▸ PROVIDED MATERIAL:
┌──

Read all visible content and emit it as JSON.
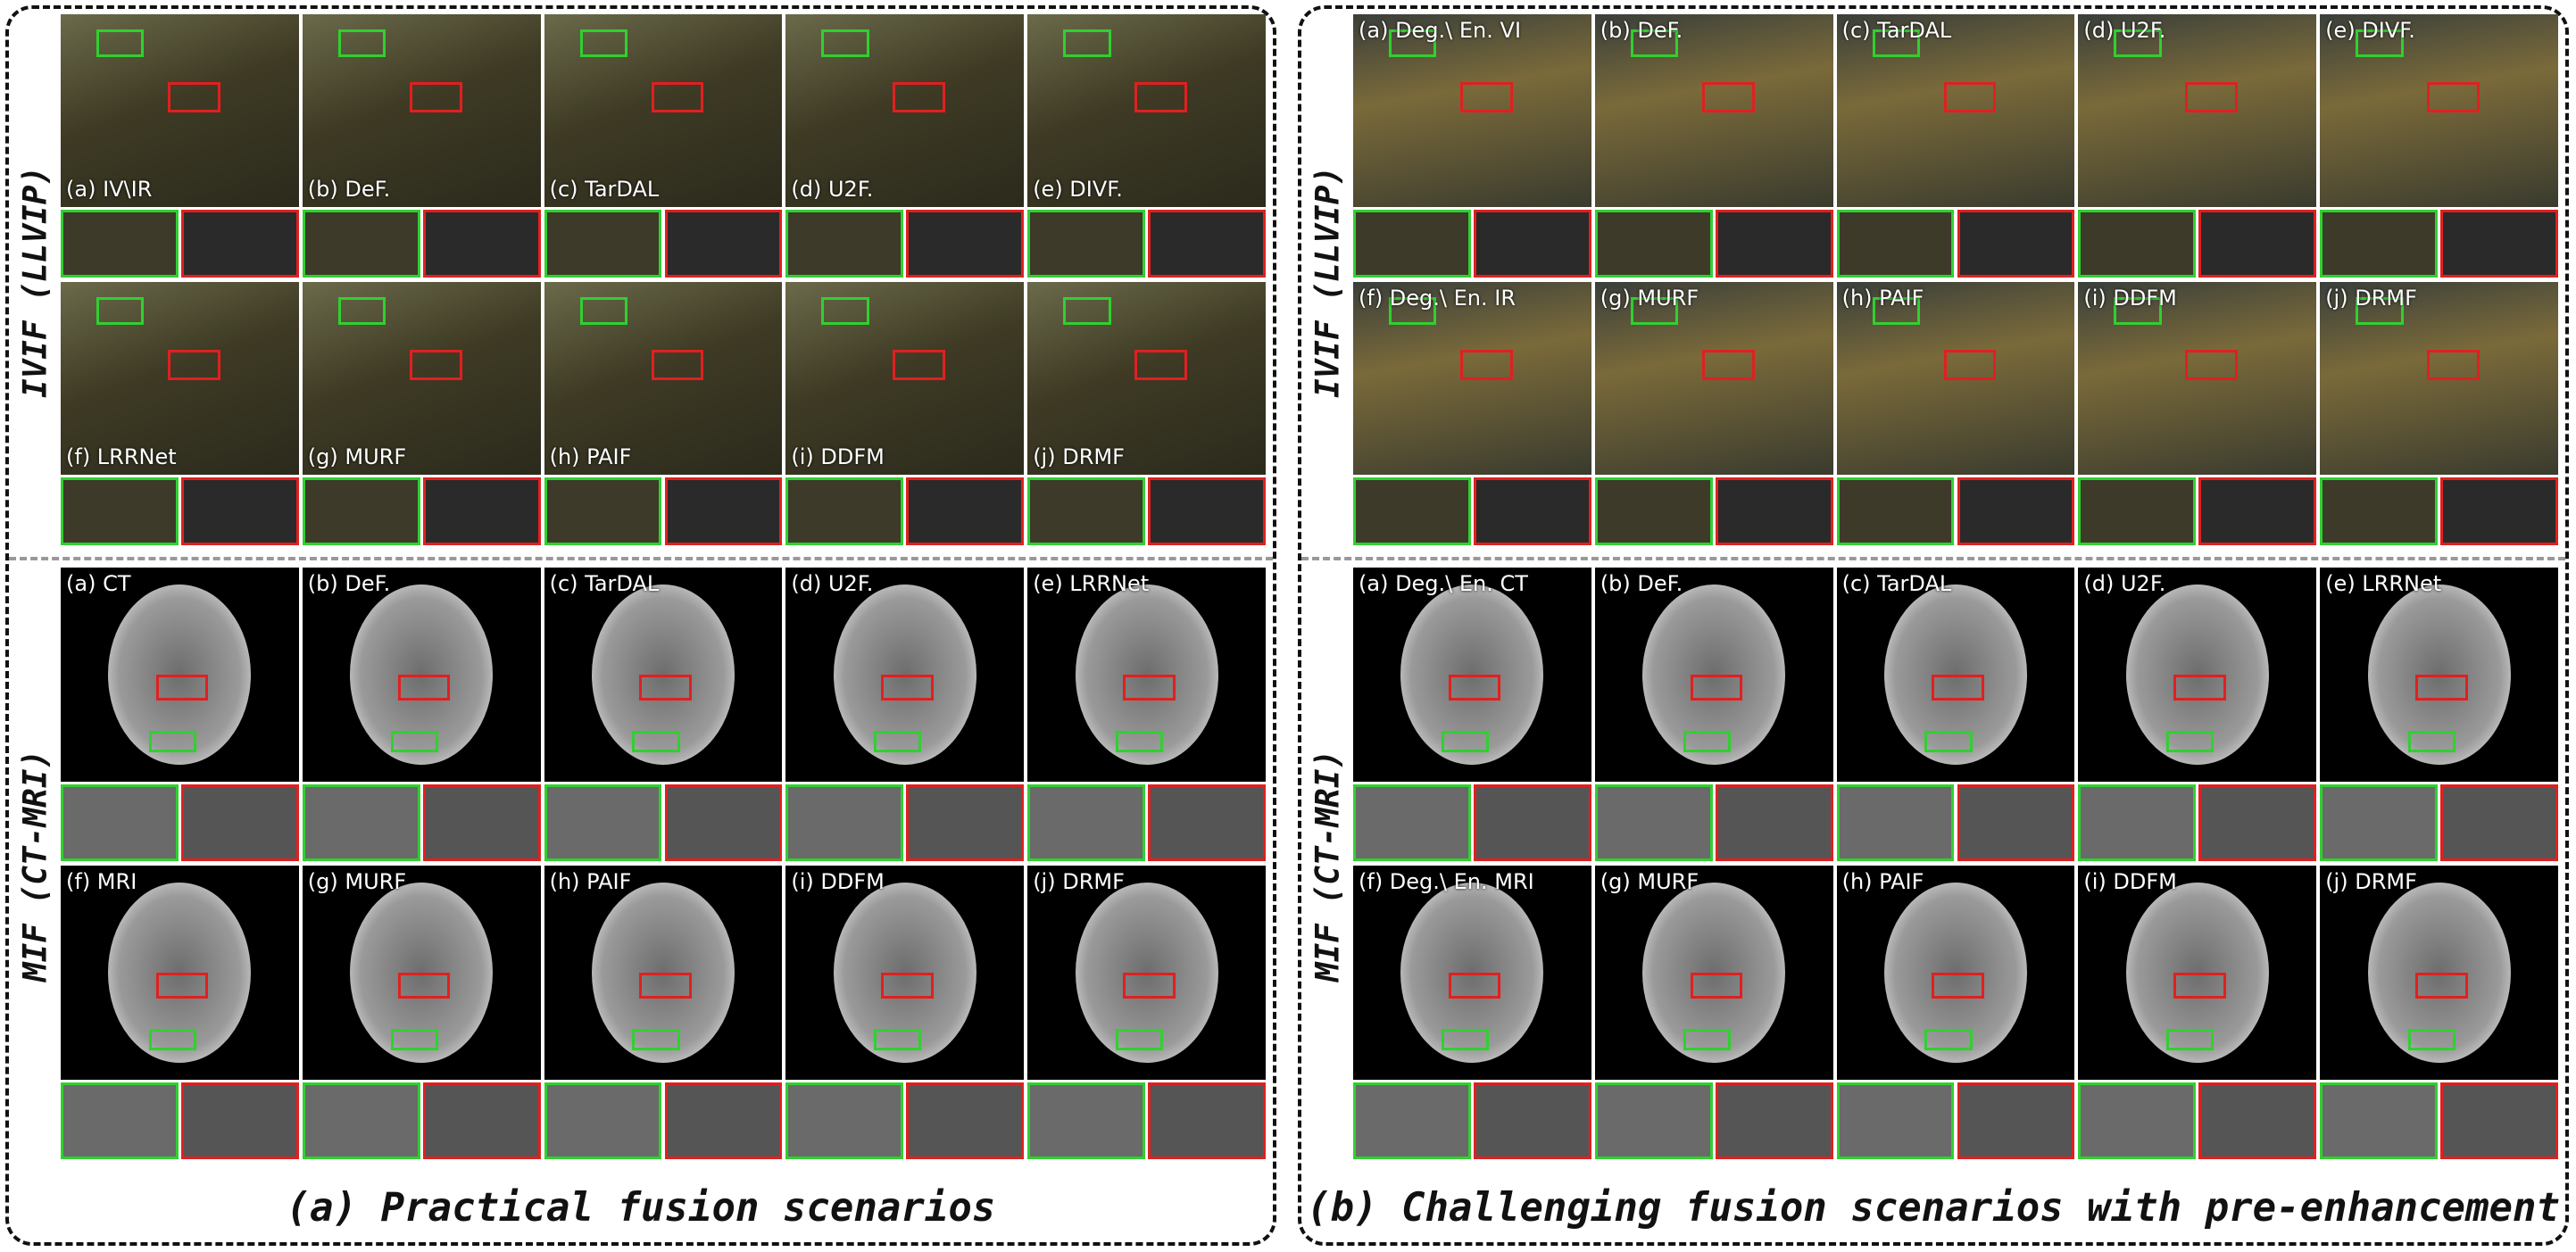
{
  "panels": [
    {
      "caption": "(a) Practical fusion scenarios",
      "sections": [
        {
          "label": "IVIF (LLVIP)",
          "cells": [
            "(a) IV\\IR",
            "(b) DeF.",
            "(c) TarDAL",
            "(d) U2F.",
            "(e) DIVF.",
            "(f) LRRNet",
            "(g) MURF",
            "(h) PAIF",
            "(i) DDFM",
            "(j) DRMF"
          ]
        },
        {
          "label": "MIF (CT-MRI)",
          "cells": [
            "(a) CT",
            "(b) DeF.",
            "(c) TarDAL",
            "(d) U2F.",
            "(e) LRRNet",
            "(f) MRI",
            "(g) MURF",
            "(h) PAIF",
            "(i) DDFM",
            "(j) DRMF"
          ]
        }
      ]
    },
    {
      "caption": "(b) Challenging fusion scenarios with pre-enhancement",
      "sections": [
        {
          "label": "IVIF (LLVIP)",
          "cells": [
            "(a) Deg.\\ En. VI",
            "(b) DeF.",
            "(c) TarDAL",
            "(d) U2F.",
            "(e) DIVF.",
            "(f) Deg.\\ En. IR",
            "(g) MURF",
            "(h) PAIF",
            "(i) DDFM",
            "(j) DRMF"
          ]
        },
        {
          "label": "MIF (CT-MRI)",
          "cells": [
            "(a) Deg.\\ En. CT",
            "(b) DeF.",
            "(c) TarDAL",
            "(d) U2F.",
            "(e) LRRNet",
            "(f) Deg.\\ En. MRI",
            "(g) MURF",
            "(h) PAIF",
            "(i) DDFM",
            "(j) DRMF"
          ]
        }
      ]
    }
  ]
}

└──

▸ EXERCISE TASK: Leave every image out, and retype the material exactly.

▸ EXERCISE RESULT:
Read all visible content and emit it as JSON.
{
  "panels": [
    {
      "caption": "(a) Practical fusion scenarios",
      "sections": [
        {
          "label": "IVIF (LLVIP)",
          "cells": [
            "(a) IV\\IR",
            "(b) DeF.",
            "(c) TarDAL",
            "(d) U2F.",
            "(e) DIVF.",
            "(f) LRRNet",
            "(g) MURF",
            "(h) PAIF",
            "(i) DDFM",
            "(j) DRMF"
          ]
        },
        {
          "label": "MIF (CT-MRI)",
          "cells": [
            "(a) CT",
            "(b) DeF.",
            "(c) TarDAL",
            "(d) U2F.",
            "(e) LRRNet",
            "(f) MRI",
            "(g) MURF",
            "(h) PAIF",
            "(i) DDFM",
            "(j) DRMF"
          ]
        }
      ]
    },
    {
      "caption": "(b) Challenging fusion scenarios with pre-enhancement",
      "sections": [
        {
          "label": "IVIF (LLVIP)",
          "cells": [
            "(a) Deg.\\ En. VI",
            "(b) DeF.",
            "(c) TarDAL",
            "(d) U2F.",
            "(e) DIVF.",
            "(f) Deg.\\ En. IR",
            "(g) MURF",
            "(h) PAIF",
            "(i) DDFM",
            "(j) DRMF"
          ]
        },
        {
          "label": "MIF (CT-MRI)",
          "cells": [
            "(a) Deg.\\ En. CT",
            "(b) DeF.",
            "(c) TarDAL",
            "(d) U2F.",
            "(e) LRRNet",
            "(f) Deg.\\ En. MRI",
            "(g) MURF",
            "(h) PAIF",
            "(i) DDFM",
            "(j) DRMF"
          ]
        }
      ]
    }
  ]
}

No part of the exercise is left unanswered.